### Material for this task
==========
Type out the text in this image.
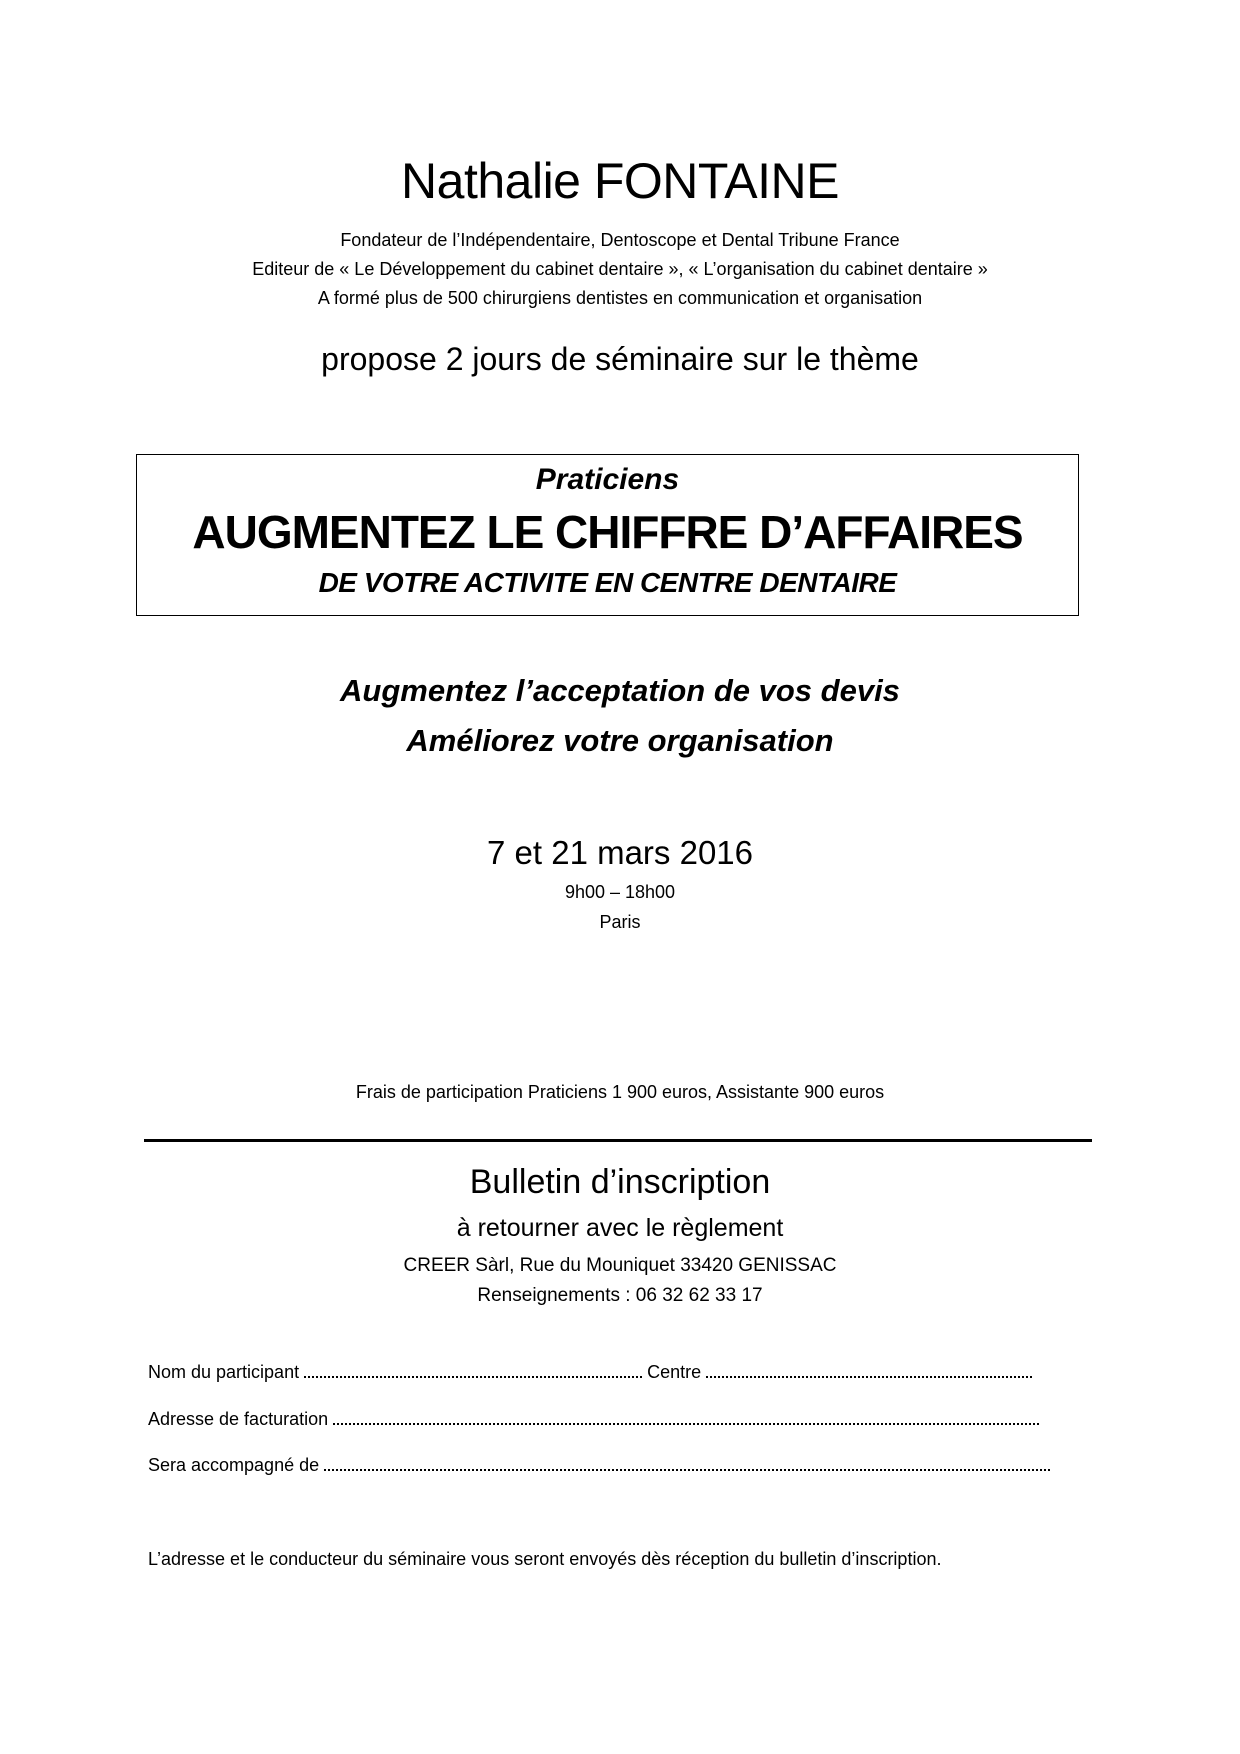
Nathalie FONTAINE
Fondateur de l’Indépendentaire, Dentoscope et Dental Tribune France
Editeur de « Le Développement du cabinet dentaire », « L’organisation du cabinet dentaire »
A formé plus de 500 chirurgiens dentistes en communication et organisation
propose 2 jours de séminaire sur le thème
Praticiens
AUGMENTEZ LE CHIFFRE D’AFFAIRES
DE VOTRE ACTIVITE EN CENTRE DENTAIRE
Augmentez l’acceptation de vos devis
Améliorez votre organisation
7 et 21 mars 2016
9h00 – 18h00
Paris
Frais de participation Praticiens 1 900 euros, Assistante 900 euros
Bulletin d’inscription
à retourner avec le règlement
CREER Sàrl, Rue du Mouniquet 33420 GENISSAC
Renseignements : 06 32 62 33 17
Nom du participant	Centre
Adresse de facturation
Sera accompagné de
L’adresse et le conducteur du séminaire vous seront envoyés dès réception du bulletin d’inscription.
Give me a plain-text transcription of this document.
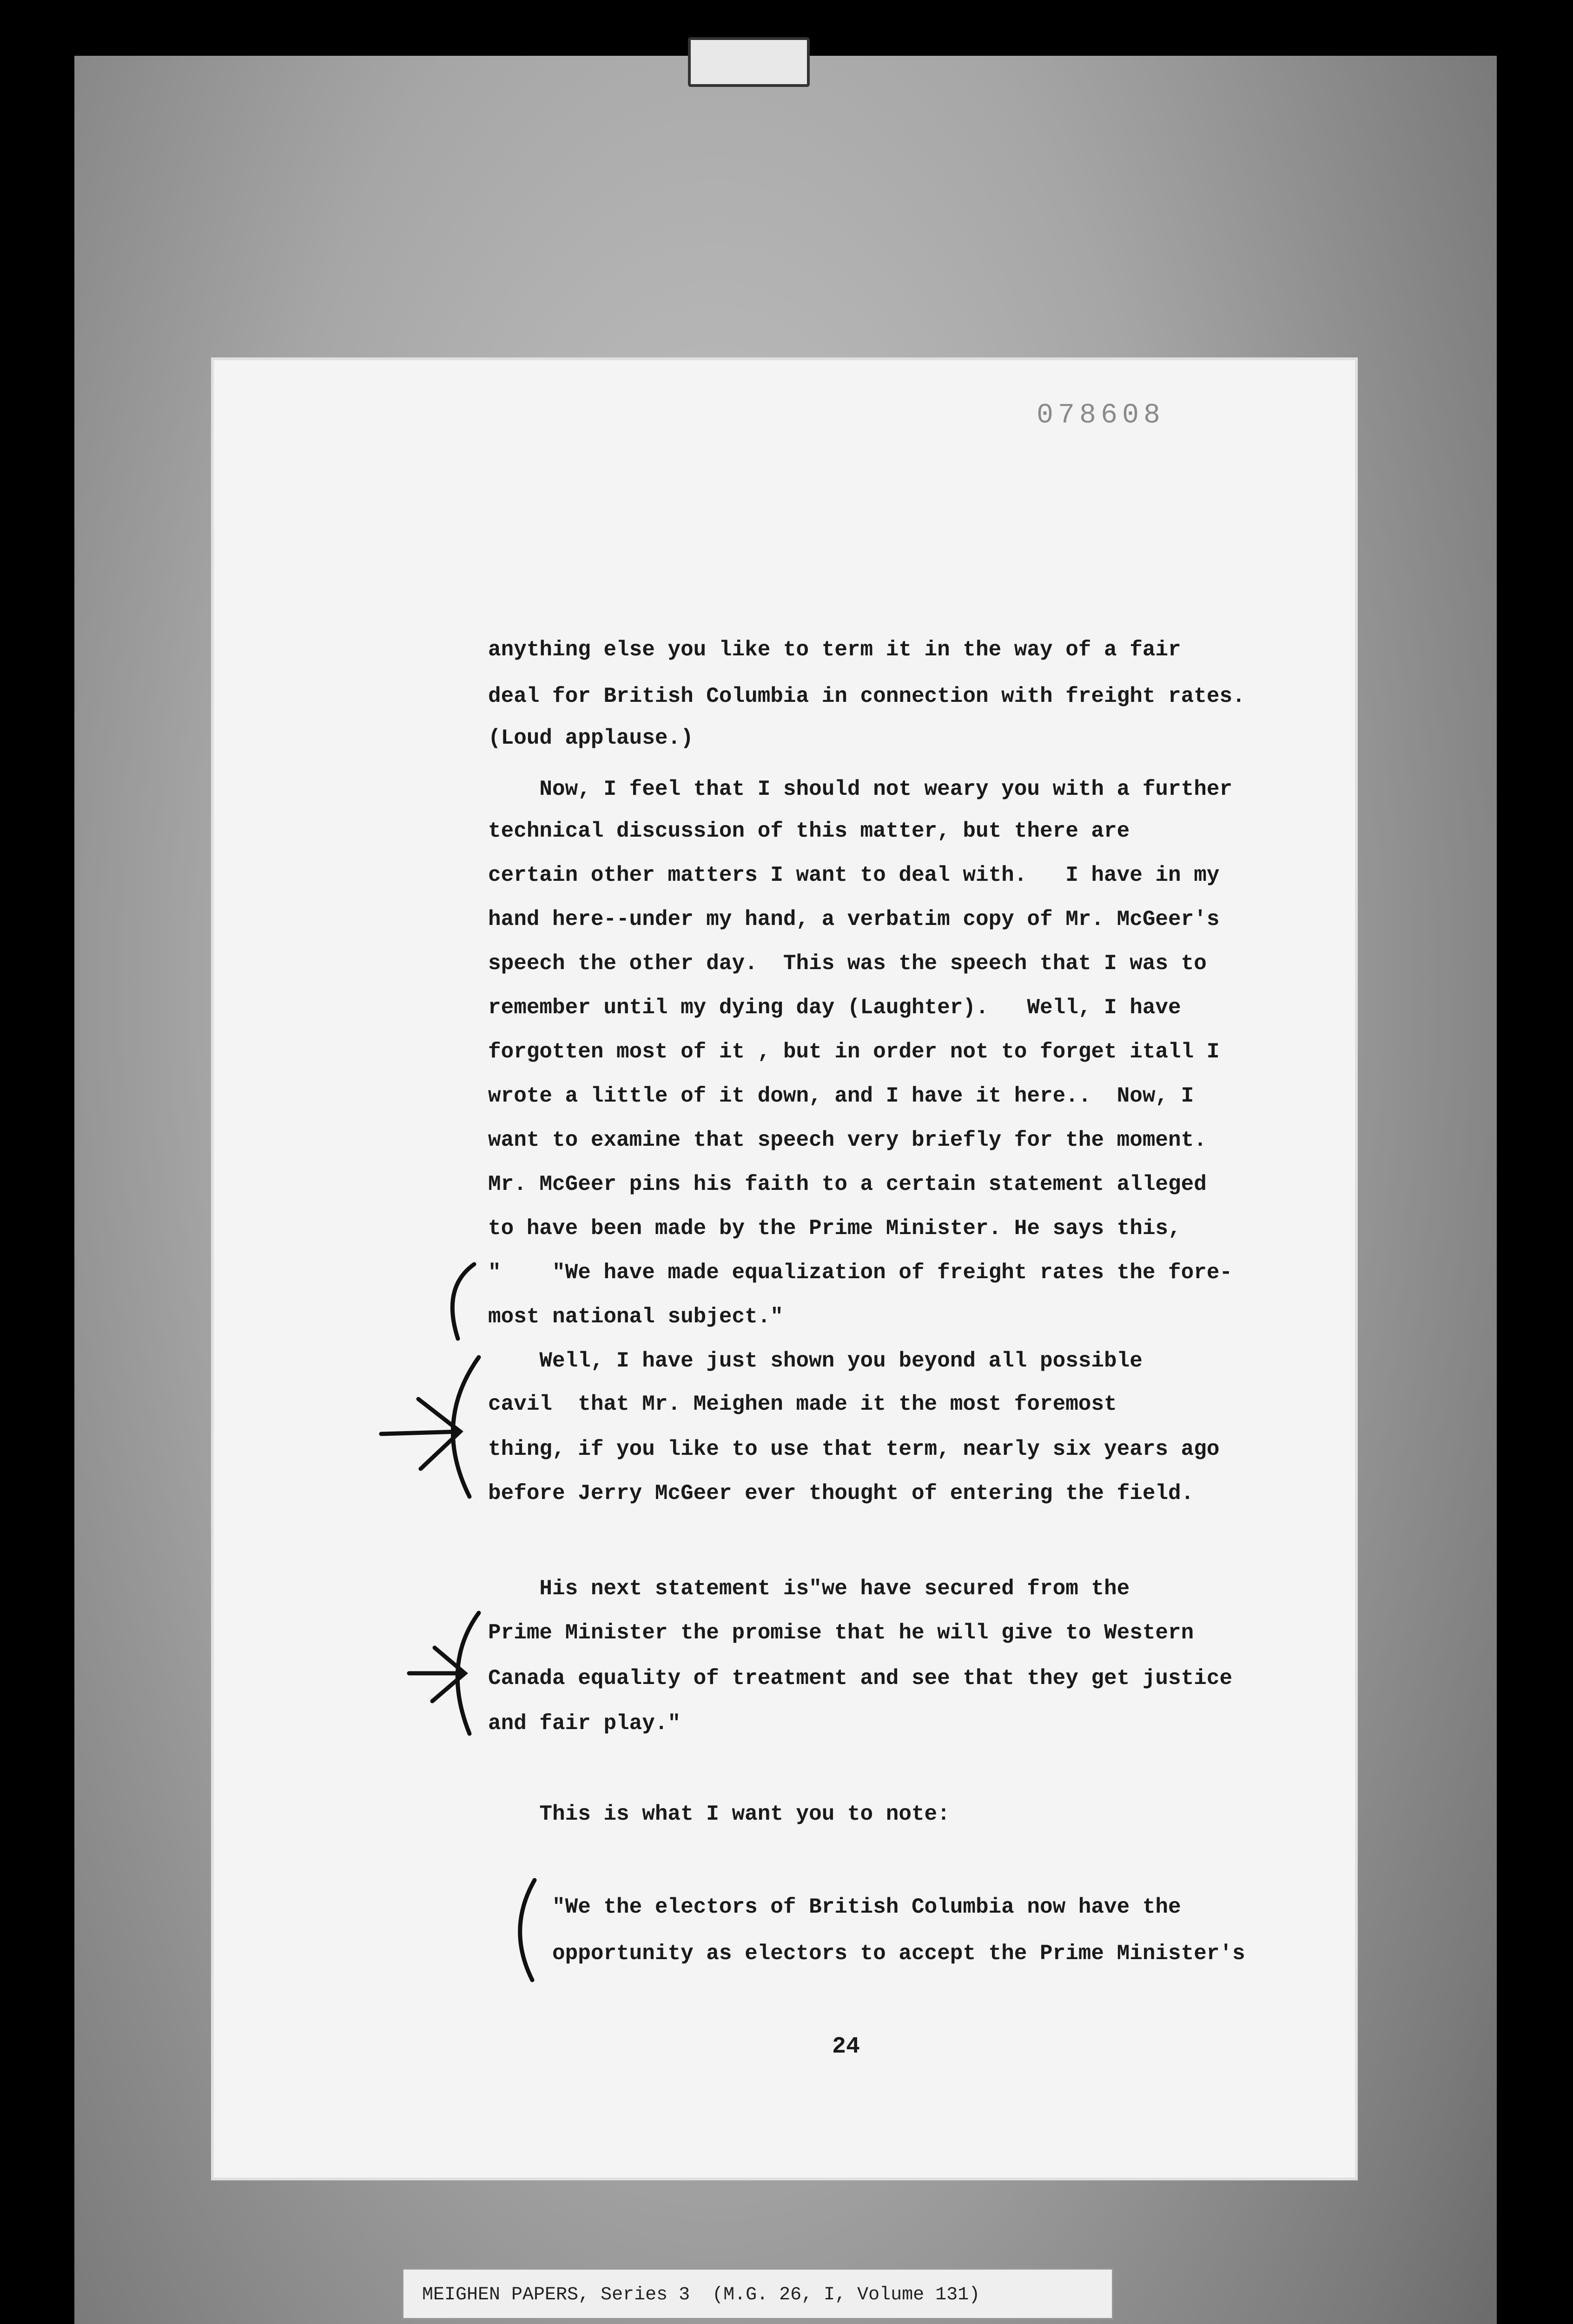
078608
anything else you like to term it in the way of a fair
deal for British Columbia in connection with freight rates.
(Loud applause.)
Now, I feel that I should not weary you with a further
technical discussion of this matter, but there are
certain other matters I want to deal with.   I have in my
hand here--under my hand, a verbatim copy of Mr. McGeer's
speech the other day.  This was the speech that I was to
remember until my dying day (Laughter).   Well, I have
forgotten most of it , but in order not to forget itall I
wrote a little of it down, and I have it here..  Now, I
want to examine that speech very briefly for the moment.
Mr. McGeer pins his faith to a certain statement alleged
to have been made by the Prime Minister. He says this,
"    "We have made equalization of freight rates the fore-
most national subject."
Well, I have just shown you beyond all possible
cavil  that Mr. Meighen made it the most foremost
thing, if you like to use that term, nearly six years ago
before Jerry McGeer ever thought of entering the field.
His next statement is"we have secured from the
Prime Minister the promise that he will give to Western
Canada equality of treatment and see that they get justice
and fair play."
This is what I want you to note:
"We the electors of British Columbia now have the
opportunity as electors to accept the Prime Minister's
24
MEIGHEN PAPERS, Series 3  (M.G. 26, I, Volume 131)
==========
### Goal of the exercise
Write out again every line above exactly as given; the pictures do not belong in the copy.

### Exercise answer
Type out the text in this image.
Nathalie FONTAINE
Fondateur de l’Indépendentaire, Dentoscope et Dental Tribune France
Editeur de « Le Développement du cabinet dentaire », « L’organisation du cabinet dentaire »
A formé plus de 500 chirurgiens dentistes en communication et organisation
propose 2 jours de séminaire sur le thème
Praticiens
AUGMENTEZ LE CHIFFRE D’AFFAIRES
DE VOTRE ACTIVITE EN CENTRE DENTAIRE
Augmentez l’acceptation de vos devis
Améliorez votre organisation
7 et 21 mars 2016
9h00 – 18h00
Paris
Frais de participation Praticiens 1 900 euros, Assistante 900 euros
Bulletin d’inscription
à retourner avec le règlement
CREER Sàrl, Rue du Mouniquet 33420 GENISSAC
Renseignements : 06 32 62 33 17
Nom du participant	Centre
Adresse de facturation
Sera accompagné de
L’adresse et le conducteur du séminaire vous seront envoyés dès réception du bulletin d’inscription.
Give me a plain-text transcription of this document.
078608
anything else you like to term it in the way of a fair
deal for British Columbia in connection with freight rates.
(Loud applause.)
Now, I feel that I should not weary you with a further
technical discussion of this matter, but there are
certain other matters I want to deal with.   I have in my
hand here--under my hand, a verbatim copy of Mr. McGeer's
speech the other day.  This was the speech that I was to
remember until my dying day (Laughter).   Well, I have
forgotten most of it , but in order not to forget itall I
wrote a little of it down, and I have it here..  Now, I
want to examine that speech very briefly for the moment.
Mr. McGeer pins his faith to a certain statement alleged
to have been made by the Prime Minister. He says this,
"    "We have made equalization of freight rates the fore-
most national subject."
Well, I have just shown you beyond all possible
cavil  that Mr. Meighen made it the most foremost
thing, if you like to use that term, nearly six years ago
before Jerry McGeer ever thought of entering the field.
His next statement is"we have secured from the
Prime Minister the promise that he will give to Western
Canada equality of treatment and see that they get justice
and fair play."
This is what I want you to note:
"We the electors of British Columbia now have the
opportunity as electors to accept the Prime Minister's
24
MEIGHEN PAPERS, Series 3  (M.G. 26, I, Volume 131)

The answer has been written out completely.